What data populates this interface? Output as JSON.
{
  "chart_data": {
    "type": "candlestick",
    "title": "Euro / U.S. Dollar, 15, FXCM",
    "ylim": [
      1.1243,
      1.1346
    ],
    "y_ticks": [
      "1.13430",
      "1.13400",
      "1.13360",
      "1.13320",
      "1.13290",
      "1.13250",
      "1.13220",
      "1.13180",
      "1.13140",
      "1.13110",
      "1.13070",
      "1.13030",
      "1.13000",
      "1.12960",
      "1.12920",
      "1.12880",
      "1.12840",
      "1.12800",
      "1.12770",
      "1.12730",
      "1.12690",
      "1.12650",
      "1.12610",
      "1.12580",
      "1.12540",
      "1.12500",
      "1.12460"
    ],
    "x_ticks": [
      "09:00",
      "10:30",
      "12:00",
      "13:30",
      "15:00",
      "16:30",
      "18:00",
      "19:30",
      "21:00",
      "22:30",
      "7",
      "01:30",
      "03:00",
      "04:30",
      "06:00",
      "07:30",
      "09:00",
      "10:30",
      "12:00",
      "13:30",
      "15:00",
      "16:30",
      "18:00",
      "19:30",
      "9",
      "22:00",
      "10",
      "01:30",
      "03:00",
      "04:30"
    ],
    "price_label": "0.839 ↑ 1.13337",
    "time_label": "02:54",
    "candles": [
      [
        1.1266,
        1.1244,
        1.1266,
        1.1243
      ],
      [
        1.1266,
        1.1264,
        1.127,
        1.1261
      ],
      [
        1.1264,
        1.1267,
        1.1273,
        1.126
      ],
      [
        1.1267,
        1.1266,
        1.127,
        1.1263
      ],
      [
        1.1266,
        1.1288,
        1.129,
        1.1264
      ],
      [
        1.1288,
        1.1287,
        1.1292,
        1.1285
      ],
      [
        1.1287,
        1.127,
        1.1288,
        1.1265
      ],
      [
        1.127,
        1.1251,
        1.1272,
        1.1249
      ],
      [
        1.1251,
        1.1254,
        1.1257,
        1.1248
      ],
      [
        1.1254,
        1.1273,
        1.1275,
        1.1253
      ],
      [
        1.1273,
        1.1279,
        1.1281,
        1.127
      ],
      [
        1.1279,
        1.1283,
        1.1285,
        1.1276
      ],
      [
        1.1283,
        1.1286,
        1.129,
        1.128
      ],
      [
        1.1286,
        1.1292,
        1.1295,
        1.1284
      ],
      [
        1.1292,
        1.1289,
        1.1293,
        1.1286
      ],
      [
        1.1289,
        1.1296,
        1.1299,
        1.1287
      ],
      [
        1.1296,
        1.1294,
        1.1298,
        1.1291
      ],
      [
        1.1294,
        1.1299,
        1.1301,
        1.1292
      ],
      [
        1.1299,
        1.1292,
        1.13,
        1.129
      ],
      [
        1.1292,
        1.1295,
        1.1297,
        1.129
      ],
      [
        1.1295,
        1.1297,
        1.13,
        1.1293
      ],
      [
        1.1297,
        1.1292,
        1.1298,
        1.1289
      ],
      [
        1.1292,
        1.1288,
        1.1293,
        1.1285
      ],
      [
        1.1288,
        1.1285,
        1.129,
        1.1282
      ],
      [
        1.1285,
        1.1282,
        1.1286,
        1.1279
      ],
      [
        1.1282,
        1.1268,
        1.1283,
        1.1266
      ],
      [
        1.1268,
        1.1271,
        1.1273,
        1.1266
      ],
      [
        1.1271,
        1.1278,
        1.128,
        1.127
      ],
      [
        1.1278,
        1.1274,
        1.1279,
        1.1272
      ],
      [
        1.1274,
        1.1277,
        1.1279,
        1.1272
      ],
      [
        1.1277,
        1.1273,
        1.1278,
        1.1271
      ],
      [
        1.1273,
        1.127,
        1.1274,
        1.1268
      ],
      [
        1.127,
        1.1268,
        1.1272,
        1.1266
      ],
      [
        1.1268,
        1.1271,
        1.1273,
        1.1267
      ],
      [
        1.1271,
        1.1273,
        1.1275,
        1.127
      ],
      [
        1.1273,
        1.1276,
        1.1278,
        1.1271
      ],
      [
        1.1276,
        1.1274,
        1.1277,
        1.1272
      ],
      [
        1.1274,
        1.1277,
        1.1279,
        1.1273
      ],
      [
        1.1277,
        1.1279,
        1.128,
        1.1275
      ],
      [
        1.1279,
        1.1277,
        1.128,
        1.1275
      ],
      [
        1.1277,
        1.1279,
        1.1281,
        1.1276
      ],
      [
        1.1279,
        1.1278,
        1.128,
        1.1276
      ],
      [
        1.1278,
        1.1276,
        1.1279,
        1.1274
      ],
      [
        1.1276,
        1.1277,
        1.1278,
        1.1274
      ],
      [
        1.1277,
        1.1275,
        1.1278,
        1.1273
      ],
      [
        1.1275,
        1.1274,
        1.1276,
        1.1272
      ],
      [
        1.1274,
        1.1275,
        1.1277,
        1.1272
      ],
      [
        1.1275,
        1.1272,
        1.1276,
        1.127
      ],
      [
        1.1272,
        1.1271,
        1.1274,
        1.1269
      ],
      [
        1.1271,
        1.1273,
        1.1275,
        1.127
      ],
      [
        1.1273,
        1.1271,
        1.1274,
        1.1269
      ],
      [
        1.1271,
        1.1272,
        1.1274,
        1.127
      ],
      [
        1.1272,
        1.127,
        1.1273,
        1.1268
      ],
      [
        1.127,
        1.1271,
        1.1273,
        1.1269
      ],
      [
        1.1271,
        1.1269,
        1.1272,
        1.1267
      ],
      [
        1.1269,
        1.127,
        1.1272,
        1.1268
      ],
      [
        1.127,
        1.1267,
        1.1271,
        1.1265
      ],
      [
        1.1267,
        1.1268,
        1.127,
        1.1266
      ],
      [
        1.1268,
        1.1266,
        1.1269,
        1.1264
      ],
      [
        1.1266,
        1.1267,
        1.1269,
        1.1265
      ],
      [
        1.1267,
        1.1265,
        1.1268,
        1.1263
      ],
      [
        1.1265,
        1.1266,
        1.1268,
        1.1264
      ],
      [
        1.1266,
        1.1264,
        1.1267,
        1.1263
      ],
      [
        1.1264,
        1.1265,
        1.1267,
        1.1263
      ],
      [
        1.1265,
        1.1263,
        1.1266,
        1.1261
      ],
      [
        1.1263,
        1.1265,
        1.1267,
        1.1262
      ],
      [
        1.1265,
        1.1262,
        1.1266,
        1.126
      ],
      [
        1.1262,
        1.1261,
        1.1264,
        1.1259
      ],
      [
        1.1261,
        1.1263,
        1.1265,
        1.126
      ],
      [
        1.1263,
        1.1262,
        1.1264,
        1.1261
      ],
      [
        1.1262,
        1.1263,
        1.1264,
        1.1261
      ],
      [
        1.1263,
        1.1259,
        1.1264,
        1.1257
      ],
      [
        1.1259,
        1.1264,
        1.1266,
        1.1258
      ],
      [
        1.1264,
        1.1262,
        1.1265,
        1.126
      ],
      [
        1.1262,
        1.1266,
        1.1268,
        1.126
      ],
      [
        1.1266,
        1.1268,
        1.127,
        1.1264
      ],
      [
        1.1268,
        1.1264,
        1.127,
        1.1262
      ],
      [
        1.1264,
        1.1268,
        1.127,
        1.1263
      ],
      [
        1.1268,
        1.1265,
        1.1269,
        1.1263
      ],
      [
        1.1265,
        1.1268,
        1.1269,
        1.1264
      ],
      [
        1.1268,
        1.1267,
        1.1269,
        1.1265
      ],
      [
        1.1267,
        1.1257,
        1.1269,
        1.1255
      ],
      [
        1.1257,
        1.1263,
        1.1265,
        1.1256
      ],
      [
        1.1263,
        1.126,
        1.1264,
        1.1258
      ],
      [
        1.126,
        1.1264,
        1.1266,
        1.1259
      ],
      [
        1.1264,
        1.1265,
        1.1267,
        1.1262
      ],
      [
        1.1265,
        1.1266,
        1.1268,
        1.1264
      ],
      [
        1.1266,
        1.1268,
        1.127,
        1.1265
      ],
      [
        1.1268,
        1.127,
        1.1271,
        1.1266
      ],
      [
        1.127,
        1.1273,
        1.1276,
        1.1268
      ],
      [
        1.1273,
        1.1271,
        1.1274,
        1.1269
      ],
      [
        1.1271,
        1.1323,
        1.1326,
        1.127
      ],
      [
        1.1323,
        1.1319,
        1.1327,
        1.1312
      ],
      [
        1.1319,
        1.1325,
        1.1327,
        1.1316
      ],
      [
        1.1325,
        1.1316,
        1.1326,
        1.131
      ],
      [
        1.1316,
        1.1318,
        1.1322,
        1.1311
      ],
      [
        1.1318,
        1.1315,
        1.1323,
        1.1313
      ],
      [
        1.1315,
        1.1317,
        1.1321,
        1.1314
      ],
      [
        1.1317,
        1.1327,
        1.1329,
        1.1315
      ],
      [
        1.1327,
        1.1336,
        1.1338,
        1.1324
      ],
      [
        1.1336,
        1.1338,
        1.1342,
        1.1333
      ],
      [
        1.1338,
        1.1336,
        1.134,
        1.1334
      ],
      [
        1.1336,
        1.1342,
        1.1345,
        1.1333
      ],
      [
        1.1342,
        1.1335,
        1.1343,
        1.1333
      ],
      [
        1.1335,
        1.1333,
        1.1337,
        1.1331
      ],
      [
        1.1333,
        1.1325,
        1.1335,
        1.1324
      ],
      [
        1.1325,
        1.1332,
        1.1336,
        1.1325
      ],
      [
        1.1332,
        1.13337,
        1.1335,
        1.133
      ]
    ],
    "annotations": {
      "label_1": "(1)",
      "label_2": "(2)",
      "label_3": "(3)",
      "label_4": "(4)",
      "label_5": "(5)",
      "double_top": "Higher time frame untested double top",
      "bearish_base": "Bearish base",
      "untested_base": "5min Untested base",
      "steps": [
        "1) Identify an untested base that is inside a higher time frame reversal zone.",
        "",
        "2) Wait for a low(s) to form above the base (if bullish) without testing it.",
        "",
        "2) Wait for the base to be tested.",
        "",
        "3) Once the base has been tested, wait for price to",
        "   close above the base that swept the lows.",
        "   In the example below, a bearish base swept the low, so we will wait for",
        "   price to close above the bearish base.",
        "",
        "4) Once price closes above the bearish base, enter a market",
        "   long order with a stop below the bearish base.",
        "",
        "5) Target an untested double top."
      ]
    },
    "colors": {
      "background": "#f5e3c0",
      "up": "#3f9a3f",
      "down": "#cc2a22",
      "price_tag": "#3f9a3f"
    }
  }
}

########

• Work to be completed:
Extract every line that has the string "double" in it.

• Completed exercise:
      "double_top": "Higher time frame untested double top",
        "5) Target an untested double top."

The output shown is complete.